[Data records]
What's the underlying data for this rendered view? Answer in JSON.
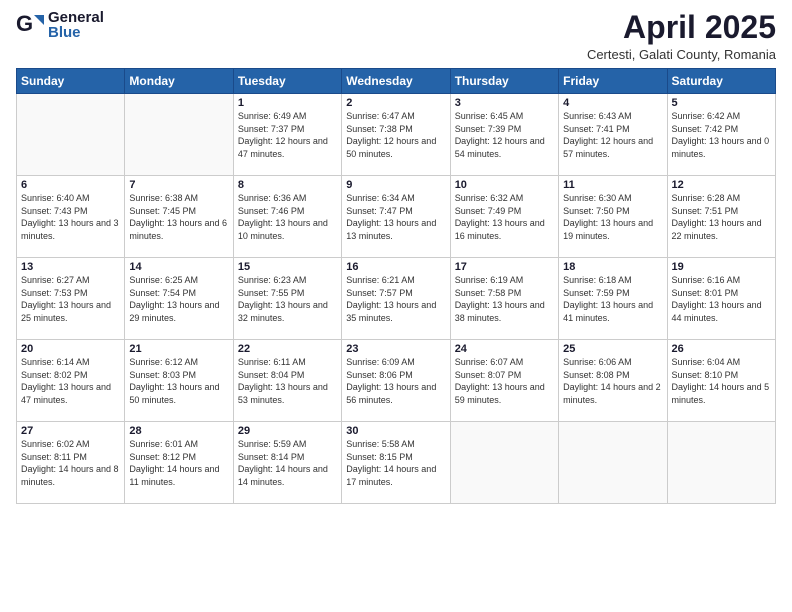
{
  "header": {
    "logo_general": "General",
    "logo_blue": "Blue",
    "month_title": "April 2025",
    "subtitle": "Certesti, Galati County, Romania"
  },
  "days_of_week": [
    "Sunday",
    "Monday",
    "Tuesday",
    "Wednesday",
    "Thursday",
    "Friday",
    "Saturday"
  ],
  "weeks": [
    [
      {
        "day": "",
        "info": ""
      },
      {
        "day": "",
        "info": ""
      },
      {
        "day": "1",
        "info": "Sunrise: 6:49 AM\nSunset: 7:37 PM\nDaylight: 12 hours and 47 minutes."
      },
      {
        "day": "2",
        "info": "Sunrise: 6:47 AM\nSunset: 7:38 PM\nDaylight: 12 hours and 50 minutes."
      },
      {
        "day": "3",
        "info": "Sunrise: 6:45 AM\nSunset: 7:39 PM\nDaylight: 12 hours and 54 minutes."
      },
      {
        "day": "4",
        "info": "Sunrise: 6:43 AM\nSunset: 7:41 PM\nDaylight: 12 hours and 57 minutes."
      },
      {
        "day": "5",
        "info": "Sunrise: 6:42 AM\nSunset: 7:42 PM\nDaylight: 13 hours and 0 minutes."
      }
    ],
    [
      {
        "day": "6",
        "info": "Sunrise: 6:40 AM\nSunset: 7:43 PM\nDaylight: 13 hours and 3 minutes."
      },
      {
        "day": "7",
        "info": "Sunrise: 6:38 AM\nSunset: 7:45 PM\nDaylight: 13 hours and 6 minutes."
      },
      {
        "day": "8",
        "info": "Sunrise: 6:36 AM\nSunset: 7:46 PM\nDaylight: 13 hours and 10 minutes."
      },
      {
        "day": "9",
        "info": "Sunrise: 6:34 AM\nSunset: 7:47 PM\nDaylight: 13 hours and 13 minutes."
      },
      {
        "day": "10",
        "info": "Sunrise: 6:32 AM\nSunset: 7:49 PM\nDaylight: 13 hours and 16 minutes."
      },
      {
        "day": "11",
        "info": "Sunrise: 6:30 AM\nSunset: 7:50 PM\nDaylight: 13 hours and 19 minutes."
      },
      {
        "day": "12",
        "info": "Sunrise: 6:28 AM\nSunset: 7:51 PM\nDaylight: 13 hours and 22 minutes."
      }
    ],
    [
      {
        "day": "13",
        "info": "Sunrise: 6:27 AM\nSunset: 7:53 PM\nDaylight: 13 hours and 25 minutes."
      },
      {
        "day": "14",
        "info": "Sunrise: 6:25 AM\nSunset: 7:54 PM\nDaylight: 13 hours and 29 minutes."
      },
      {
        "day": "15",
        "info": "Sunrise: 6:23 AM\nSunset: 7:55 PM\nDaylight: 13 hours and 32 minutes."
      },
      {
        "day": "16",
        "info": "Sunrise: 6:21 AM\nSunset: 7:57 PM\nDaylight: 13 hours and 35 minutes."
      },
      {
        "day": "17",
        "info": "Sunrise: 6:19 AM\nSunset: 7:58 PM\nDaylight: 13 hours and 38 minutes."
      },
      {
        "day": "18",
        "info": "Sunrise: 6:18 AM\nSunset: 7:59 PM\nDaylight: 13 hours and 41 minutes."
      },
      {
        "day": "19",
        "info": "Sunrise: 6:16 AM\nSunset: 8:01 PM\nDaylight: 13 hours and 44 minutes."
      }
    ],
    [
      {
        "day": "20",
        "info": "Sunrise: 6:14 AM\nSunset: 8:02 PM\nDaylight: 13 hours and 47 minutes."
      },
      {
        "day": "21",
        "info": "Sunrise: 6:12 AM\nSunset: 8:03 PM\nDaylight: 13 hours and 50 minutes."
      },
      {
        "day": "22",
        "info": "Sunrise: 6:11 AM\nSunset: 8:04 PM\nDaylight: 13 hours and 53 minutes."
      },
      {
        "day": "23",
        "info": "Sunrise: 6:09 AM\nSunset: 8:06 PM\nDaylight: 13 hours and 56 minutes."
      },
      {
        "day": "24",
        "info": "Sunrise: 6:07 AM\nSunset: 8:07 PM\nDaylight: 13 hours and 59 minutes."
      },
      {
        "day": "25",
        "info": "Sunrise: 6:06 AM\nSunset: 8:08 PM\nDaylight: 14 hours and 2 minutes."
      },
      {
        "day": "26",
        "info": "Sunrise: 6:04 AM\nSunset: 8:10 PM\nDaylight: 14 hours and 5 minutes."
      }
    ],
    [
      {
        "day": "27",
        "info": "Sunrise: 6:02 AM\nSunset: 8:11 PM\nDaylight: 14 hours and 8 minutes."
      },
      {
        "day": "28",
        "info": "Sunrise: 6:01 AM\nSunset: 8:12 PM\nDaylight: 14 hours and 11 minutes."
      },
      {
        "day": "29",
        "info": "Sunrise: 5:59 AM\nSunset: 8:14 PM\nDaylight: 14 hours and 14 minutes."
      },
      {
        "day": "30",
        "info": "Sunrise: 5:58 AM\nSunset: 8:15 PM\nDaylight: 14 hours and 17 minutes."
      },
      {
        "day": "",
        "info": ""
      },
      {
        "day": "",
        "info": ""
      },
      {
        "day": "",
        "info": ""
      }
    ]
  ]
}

THE PROBLEM =>
Leave out the pictures and output every record above precisely as given.

ANSWER TO THIS TASK =>
What's the underlying data for this rendered view? Answer in JSON.
{
  "header": {
    "logo_general": "General",
    "logo_blue": "Blue",
    "month_title": "April 2025",
    "subtitle": "Certesti, Galati County, Romania"
  },
  "days_of_week": [
    "Sunday",
    "Monday",
    "Tuesday",
    "Wednesday",
    "Thursday",
    "Friday",
    "Saturday"
  ],
  "weeks": [
    [
      {
        "day": "",
        "info": ""
      },
      {
        "day": "",
        "info": ""
      },
      {
        "day": "1",
        "info": "Sunrise: 6:49 AM\nSunset: 7:37 PM\nDaylight: 12 hours and 47 minutes."
      },
      {
        "day": "2",
        "info": "Sunrise: 6:47 AM\nSunset: 7:38 PM\nDaylight: 12 hours and 50 minutes."
      },
      {
        "day": "3",
        "info": "Sunrise: 6:45 AM\nSunset: 7:39 PM\nDaylight: 12 hours and 54 minutes."
      },
      {
        "day": "4",
        "info": "Sunrise: 6:43 AM\nSunset: 7:41 PM\nDaylight: 12 hours and 57 minutes."
      },
      {
        "day": "5",
        "info": "Sunrise: 6:42 AM\nSunset: 7:42 PM\nDaylight: 13 hours and 0 minutes."
      }
    ],
    [
      {
        "day": "6",
        "info": "Sunrise: 6:40 AM\nSunset: 7:43 PM\nDaylight: 13 hours and 3 minutes."
      },
      {
        "day": "7",
        "info": "Sunrise: 6:38 AM\nSunset: 7:45 PM\nDaylight: 13 hours and 6 minutes."
      },
      {
        "day": "8",
        "info": "Sunrise: 6:36 AM\nSunset: 7:46 PM\nDaylight: 13 hours and 10 minutes."
      },
      {
        "day": "9",
        "info": "Sunrise: 6:34 AM\nSunset: 7:47 PM\nDaylight: 13 hours and 13 minutes."
      },
      {
        "day": "10",
        "info": "Sunrise: 6:32 AM\nSunset: 7:49 PM\nDaylight: 13 hours and 16 minutes."
      },
      {
        "day": "11",
        "info": "Sunrise: 6:30 AM\nSunset: 7:50 PM\nDaylight: 13 hours and 19 minutes."
      },
      {
        "day": "12",
        "info": "Sunrise: 6:28 AM\nSunset: 7:51 PM\nDaylight: 13 hours and 22 minutes."
      }
    ],
    [
      {
        "day": "13",
        "info": "Sunrise: 6:27 AM\nSunset: 7:53 PM\nDaylight: 13 hours and 25 minutes."
      },
      {
        "day": "14",
        "info": "Sunrise: 6:25 AM\nSunset: 7:54 PM\nDaylight: 13 hours and 29 minutes."
      },
      {
        "day": "15",
        "info": "Sunrise: 6:23 AM\nSunset: 7:55 PM\nDaylight: 13 hours and 32 minutes."
      },
      {
        "day": "16",
        "info": "Sunrise: 6:21 AM\nSunset: 7:57 PM\nDaylight: 13 hours and 35 minutes."
      },
      {
        "day": "17",
        "info": "Sunrise: 6:19 AM\nSunset: 7:58 PM\nDaylight: 13 hours and 38 minutes."
      },
      {
        "day": "18",
        "info": "Sunrise: 6:18 AM\nSunset: 7:59 PM\nDaylight: 13 hours and 41 minutes."
      },
      {
        "day": "19",
        "info": "Sunrise: 6:16 AM\nSunset: 8:01 PM\nDaylight: 13 hours and 44 minutes."
      }
    ],
    [
      {
        "day": "20",
        "info": "Sunrise: 6:14 AM\nSunset: 8:02 PM\nDaylight: 13 hours and 47 minutes."
      },
      {
        "day": "21",
        "info": "Sunrise: 6:12 AM\nSunset: 8:03 PM\nDaylight: 13 hours and 50 minutes."
      },
      {
        "day": "22",
        "info": "Sunrise: 6:11 AM\nSunset: 8:04 PM\nDaylight: 13 hours and 53 minutes."
      },
      {
        "day": "23",
        "info": "Sunrise: 6:09 AM\nSunset: 8:06 PM\nDaylight: 13 hours and 56 minutes."
      },
      {
        "day": "24",
        "info": "Sunrise: 6:07 AM\nSunset: 8:07 PM\nDaylight: 13 hours and 59 minutes."
      },
      {
        "day": "25",
        "info": "Sunrise: 6:06 AM\nSunset: 8:08 PM\nDaylight: 14 hours and 2 minutes."
      },
      {
        "day": "26",
        "info": "Sunrise: 6:04 AM\nSunset: 8:10 PM\nDaylight: 14 hours and 5 minutes."
      }
    ],
    [
      {
        "day": "27",
        "info": "Sunrise: 6:02 AM\nSunset: 8:11 PM\nDaylight: 14 hours and 8 minutes."
      },
      {
        "day": "28",
        "info": "Sunrise: 6:01 AM\nSunset: 8:12 PM\nDaylight: 14 hours and 11 minutes."
      },
      {
        "day": "29",
        "info": "Sunrise: 5:59 AM\nSunset: 8:14 PM\nDaylight: 14 hours and 14 minutes."
      },
      {
        "day": "30",
        "info": "Sunrise: 5:58 AM\nSunset: 8:15 PM\nDaylight: 14 hours and 17 minutes."
      },
      {
        "day": "",
        "info": ""
      },
      {
        "day": "",
        "info": ""
      },
      {
        "day": "",
        "info": ""
      }
    ]
  ]
}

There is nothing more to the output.